## begin

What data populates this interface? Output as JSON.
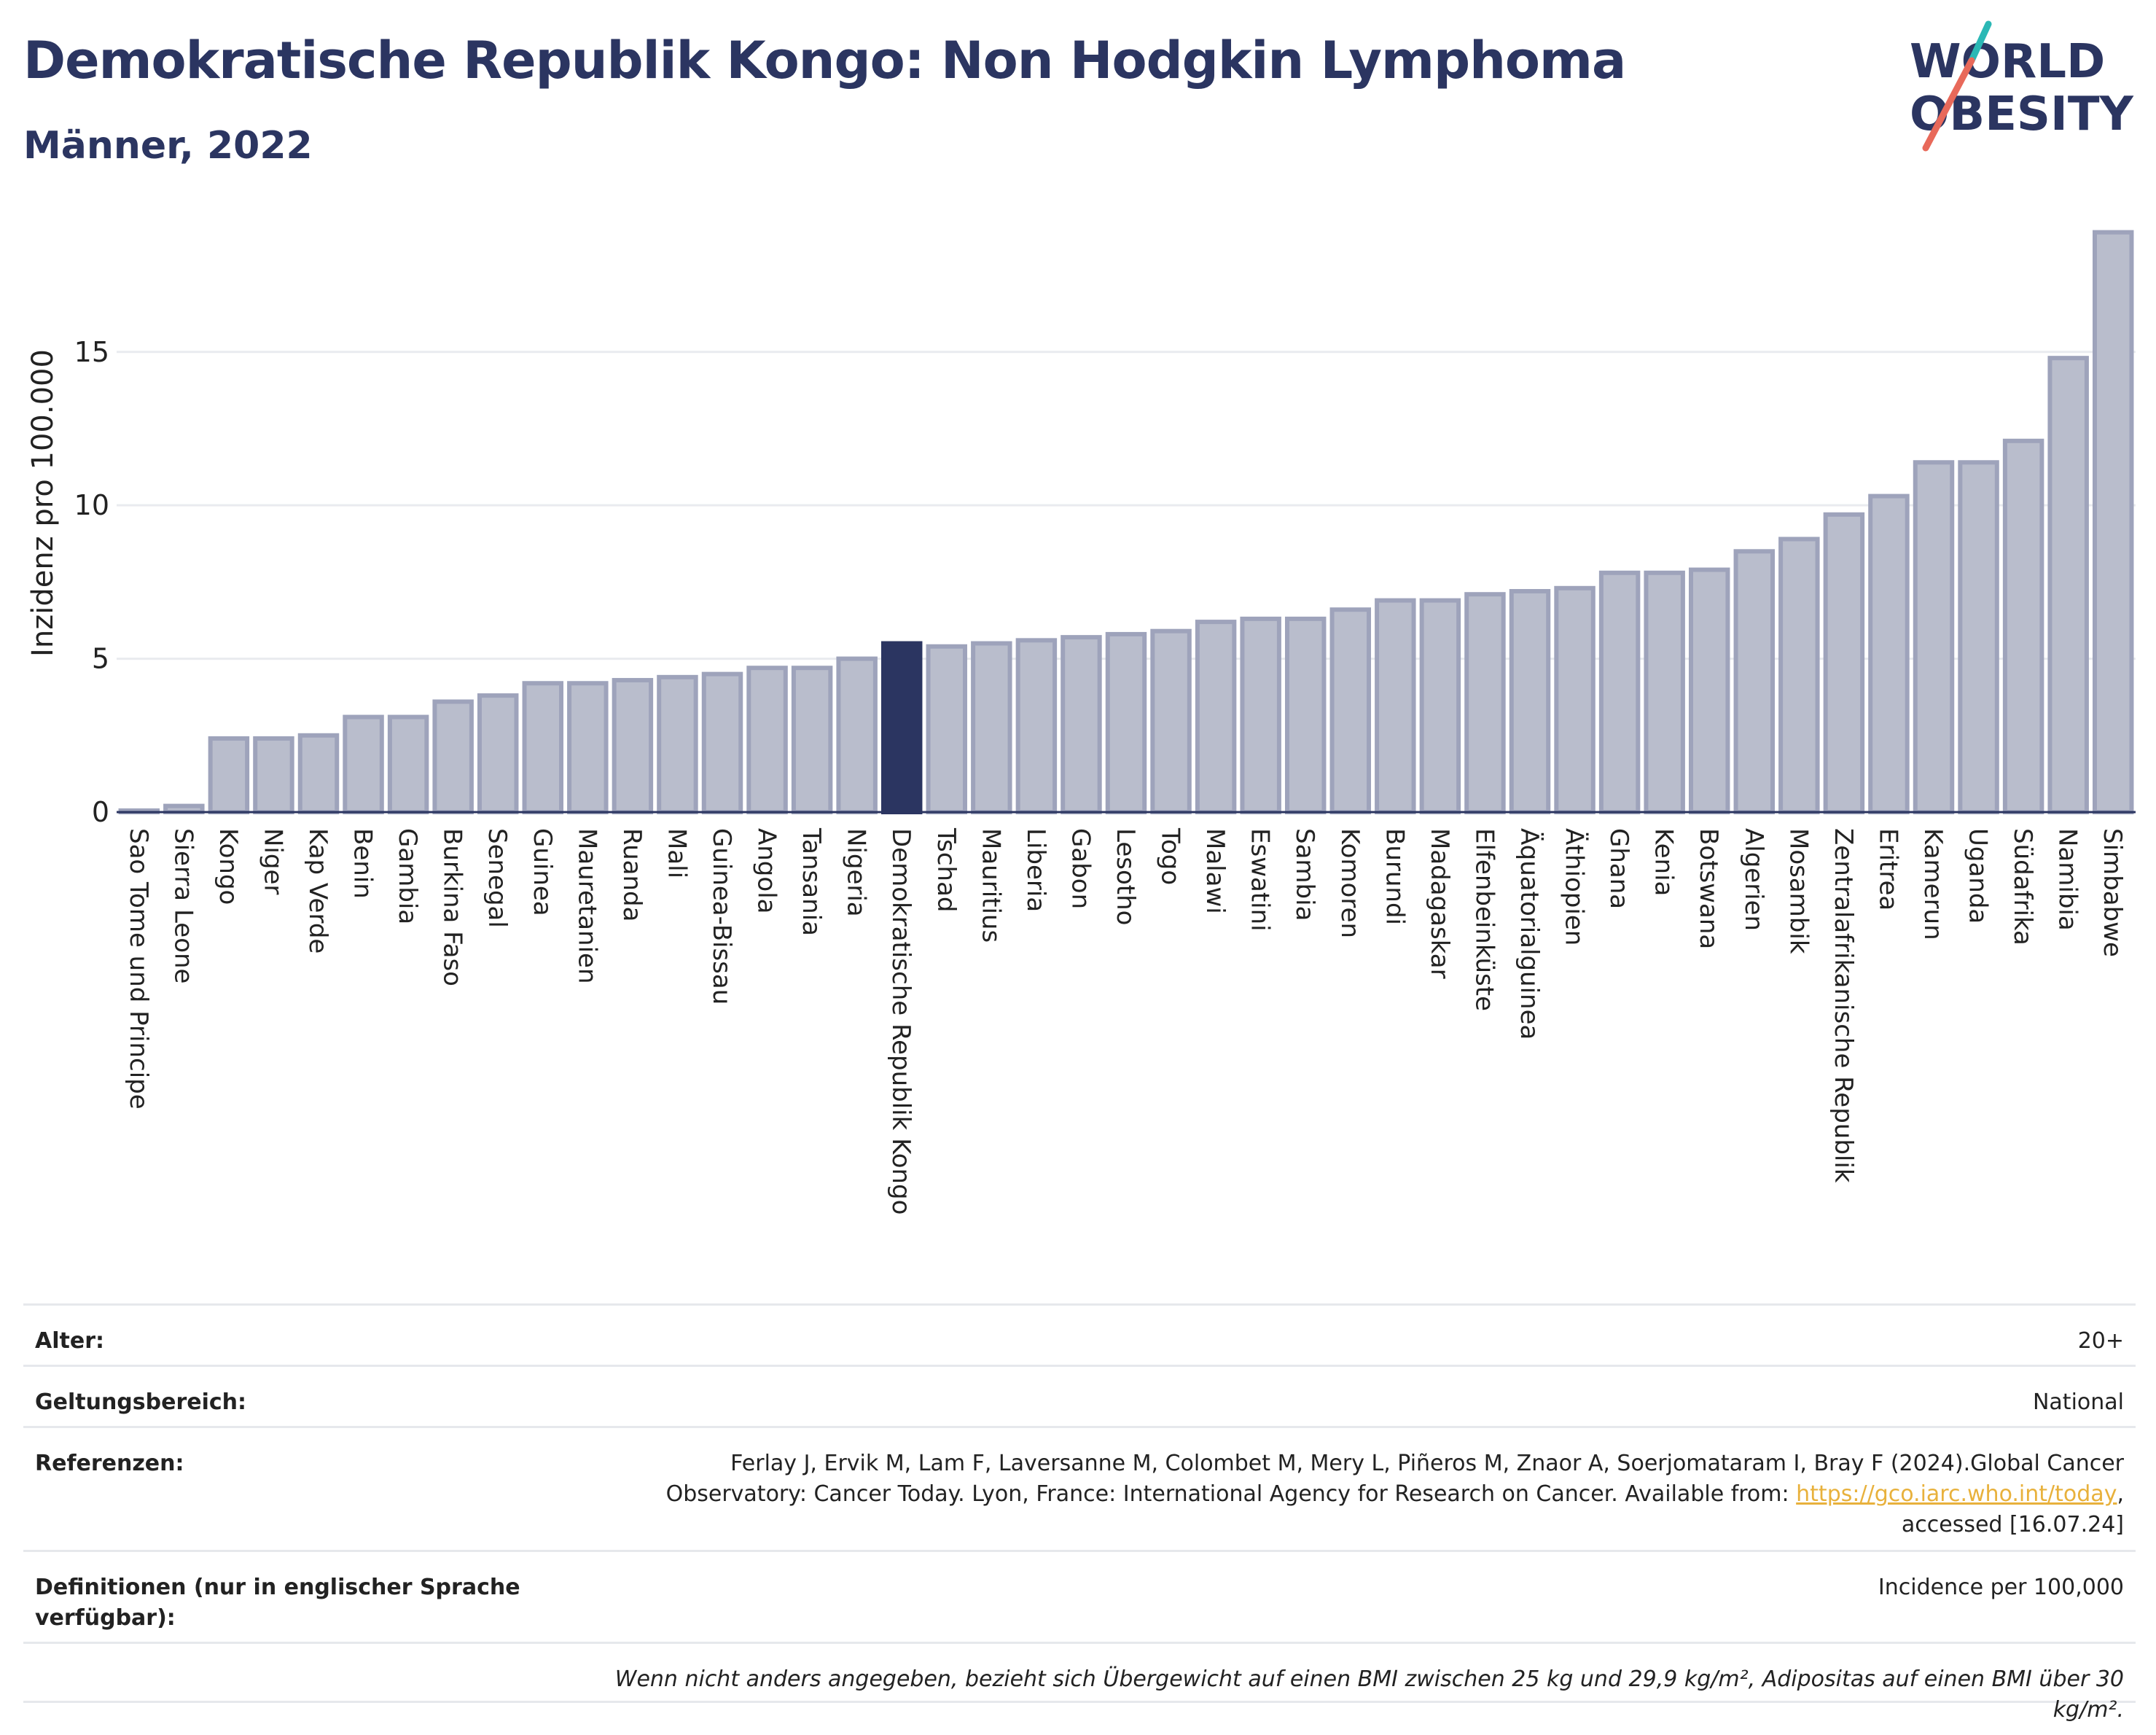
{
  "header": {
    "title": "Demokratische Republik Kongo: Non Hodgkin Lymphoma",
    "subtitle": "Männer, 2022"
  },
  "logo": {
    "line1": "WORLD",
    "line2": "OBESITY",
    "accent_teal": "#2bb8b5",
    "accent_red": "#e8695a"
  },
  "colors": {
    "bar_fill": "#b9bdcc",
    "bar_stroke": "#9ea3bb",
    "highlight": "#2b3561",
    "grid": "#e9ebef",
    "text": "#2b3561"
  },
  "chart_data": {
    "type": "bar",
    "title": "Demokratische Republik Kongo: Non Hodgkin Lymphoma",
    "subtitle": "Männer, 2022",
    "xlabel": "",
    "ylabel": "Inzidenz pro 100.000",
    "ylim": [
      0,
      19.2
    ],
    "yticks": [
      0,
      5,
      10,
      15
    ],
    "grid": true,
    "highlight": "Demokratische Republik Kongo",
    "categories": [
      "Sao Tome und Principe",
      "Sierra Leone",
      "Kongo",
      "Niger",
      "Kap Verde",
      "Benin",
      "Gambia",
      "Burkina Faso",
      "Senegal",
      "Guinea",
      "Mauretanien",
      "Ruanda",
      "Mali",
      "Guinea-Bissau",
      "Angola",
      "Tansania",
      "Nigeria",
      "Demokratische Republik Kongo",
      "Tschad",
      "Mauritius",
      "Liberia",
      "Gabon",
      "Lesotho",
      "Togo",
      "Malawi",
      "Eswatini",
      "Sambia",
      "Komoren",
      "Burundi",
      "Madagaskar",
      "Elfenbeinküste",
      "Äquatorialguinea",
      "Äthiopien",
      "Ghana",
      "Kenia",
      "Botswana",
      "Algerien",
      "Mosambik",
      "Zentralafrikanische Republik",
      "Eritrea",
      "Kamerun",
      "Uganda",
      "Südafrika",
      "Namibia",
      "Simbabwe"
    ],
    "values": [
      0.05,
      0.2,
      2.4,
      2.4,
      2.5,
      3.1,
      3.1,
      3.6,
      3.8,
      4.2,
      4.2,
      4.3,
      4.4,
      4.5,
      4.7,
      4.7,
      5.0,
      5.5,
      5.4,
      5.5,
      5.6,
      5.7,
      5.8,
      5.9,
      6.2,
      6.3,
      6.3,
      6.6,
      6.9,
      6.9,
      7.1,
      7.2,
      7.3,
      7.8,
      7.8,
      7.9,
      8.5,
      8.9,
      9.7,
      10.3,
      11.4,
      11.4,
      12.1,
      14.8,
      18.9
    ]
  },
  "meta": {
    "age_label": "Alter:",
    "age_value": "20+",
    "scope_label": "Geltungsbereich:",
    "scope_value": "National",
    "ref_label": "Referenzen:",
    "ref_text_1": "Ferlay J, Ervik M, Lam F, Laversanne M, Colombet M, Mery L, Piñeros M, Znaor A, Soerjomataram I, Bray F (2024).Global Cancer",
    "ref_text_2": "Observatory: Cancer Today. Lyon, France: International Agency for Research on Cancer. Available from: ",
    "ref_link": "https://gco.iarc.who.int/today",
    "ref_text_3": ",",
    "ref_text_4": "accessed [16.07.24]",
    "def_label": "Definitionen (nur in englischer Sprache verfügbar):",
    "def_value": "Incidence per 100,000",
    "note": "Wenn nicht anders angegeben, bezieht sich Übergewicht auf einen BMI zwischen 25 kg und 29,9 kg/m², Adipositas auf einen BMI über 30 kg/m²."
  }
}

## end

▶ [GIVEN REQUEST]:
The listing above needs to be output again exactly. Don't include the pictures.

▶ [ANSWER FOR THIS EXERCISE]:
What data populates this interface? Output as JSON.
{
  "header": {
    "title": "Demokratische Republik Kongo: Non Hodgkin Lymphoma",
    "subtitle": "Männer, 2022"
  },
  "logo": {
    "line1": "WORLD",
    "line2": "OBESITY",
    "accent_teal": "#2bb8b5",
    "accent_red": "#e8695a"
  },
  "colors": {
    "bar_fill": "#b9bdcc",
    "bar_stroke": "#9ea3bb",
    "highlight": "#2b3561",
    "grid": "#e9ebef",
    "text": "#2b3561"
  },
  "chart_data": {
    "type": "bar",
    "title": "Demokratische Republik Kongo: Non Hodgkin Lymphoma",
    "subtitle": "Männer, 2022",
    "xlabel": "",
    "ylabel": "Inzidenz pro 100.000",
    "ylim": [
      0,
      19.2
    ],
    "yticks": [
      0,
      5,
      10,
      15
    ],
    "grid": true,
    "highlight": "Demokratische Republik Kongo",
    "categories": [
      "Sao Tome und Principe",
      "Sierra Leone",
      "Kongo",
      "Niger",
      "Kap Verde",
      "Benin",
      "Gambia",
      "Burkina Faso",
      "Senegal",
      "Guinea",
      "Mauretanien",
      "Ruanda",
      "Mali",
      "Guinea-Bissau",
      "Angola",
      "Tansania",
      "Nigeria",
      "Demokratische Republik Kongo",
      "Tschad",
      "Mauritius",
      "Liberia",
      "Gabon",
      "Lesotho",
      "Togo",
      "Malawi",
      "Eswatini",
      "Sambia",
      "Komoren",
      "Burundi",
      "Madagaskar",
      "Elfenbeinküste",
      "Äquatorialguinea",
      "Äthiopien",
      "Ghana",
      "Kenia",
      "Botswana",
      "Algerien",
      "Mosambik",
      "Zentralafrikanische Republik",
      "Eritrea",
      "Kamerun",
      "Uganda",
      "Südafrika",
      "Namibia",
      "Simbabwe"
    ],
    "values": [
      0.05,
      0.2,
      2.4,
      2.4,
      2.5,
      3.1,
      3.1,
      3.6,
      3.8,
      4.2,
      4.2,
      4.3,
      4.4,
      4.5,
      4.7,
      4.7,
      5.0,
      5.5,
      5.4,
      5.5,
      5.6,
      5.7,
      5.8,
      5.9,
      6.2,
      6.3,
      6.3,
      6.6,
      6.9,
      6.9,
      7.1,
      7.2,
      7.3,
      7.8,
      7.8,
      7.9,
      8.5,
      8.9,
      9.7,
      10.3,
      11.4,
      11.4,
      12.1,
      14.8,
      18.9
    ]
  },
  "meta": {
    "age_label": "Alter:",
    "age_value": "20+",
    "scope_label": "Geltungsbereich:",
    "scope_value": "National",
    "ref_label": "Referenzen:",
    "ref_text_1": "Ferlay J, Ervik M, Lam F, Laversanne M, Colombet M, Mery L, Piñeros M, Znaor A, Soerjomataram I, Bray F (2024).Global Cancer",
    "ref_text_2": "Observatory: Cancer Today. Lyon, France: International Agency for Research on Cancer. Available from: ",
    "ref_link": "https://gco.iarc.who.int/today",
    "ref_text_3": ",",
    "ref_text_4": "accessed [16.07.24]",
    "def_label": "Definitionen (nur in englischer Sprache verfügbar):",
    "def_value": "Incidence per 100,000",
    "note": "Wenn nicht anders angegeben, bezieht sich Übergewicht auf einen BMI zwischen 25 kg und 29,9 kg/m², Adipositas auf einen BMI über 30 kg/m²."
  }
}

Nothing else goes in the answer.